#### Record excerpts ####

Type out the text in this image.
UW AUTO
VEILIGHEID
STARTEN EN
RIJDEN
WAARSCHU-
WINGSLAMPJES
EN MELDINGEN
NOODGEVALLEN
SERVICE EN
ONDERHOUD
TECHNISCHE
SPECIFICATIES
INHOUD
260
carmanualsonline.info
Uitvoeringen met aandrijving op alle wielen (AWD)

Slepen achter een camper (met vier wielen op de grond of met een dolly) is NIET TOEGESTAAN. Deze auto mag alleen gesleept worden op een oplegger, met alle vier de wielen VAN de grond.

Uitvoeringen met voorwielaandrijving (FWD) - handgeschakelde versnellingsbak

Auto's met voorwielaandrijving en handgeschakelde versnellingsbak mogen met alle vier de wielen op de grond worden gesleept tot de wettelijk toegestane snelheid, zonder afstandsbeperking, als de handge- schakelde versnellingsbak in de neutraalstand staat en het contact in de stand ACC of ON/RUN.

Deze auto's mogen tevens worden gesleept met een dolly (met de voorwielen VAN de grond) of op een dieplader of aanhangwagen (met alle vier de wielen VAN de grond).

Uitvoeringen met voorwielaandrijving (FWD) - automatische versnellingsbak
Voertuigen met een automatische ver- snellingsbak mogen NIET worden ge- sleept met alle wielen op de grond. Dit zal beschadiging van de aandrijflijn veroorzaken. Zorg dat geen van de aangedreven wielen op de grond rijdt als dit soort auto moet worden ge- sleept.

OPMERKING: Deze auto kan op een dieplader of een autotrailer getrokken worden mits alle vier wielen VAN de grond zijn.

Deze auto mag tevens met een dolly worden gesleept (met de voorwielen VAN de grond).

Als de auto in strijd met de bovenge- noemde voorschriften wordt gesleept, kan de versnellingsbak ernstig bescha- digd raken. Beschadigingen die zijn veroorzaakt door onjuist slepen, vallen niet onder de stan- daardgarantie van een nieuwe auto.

####

> **Objective**:
Identify the lines above with the word "Uitvoeringen". Copy them.

> **Task response**:
Uitvoeringen met aandrijving op alle wielen (AWD)
Uitvoeringen met voorwielaandrijving (FWD) - handgeschakelde versnellingsbak
Uitvoeringen met voorwielaandrijving (FWD) - automatische versnellingsbak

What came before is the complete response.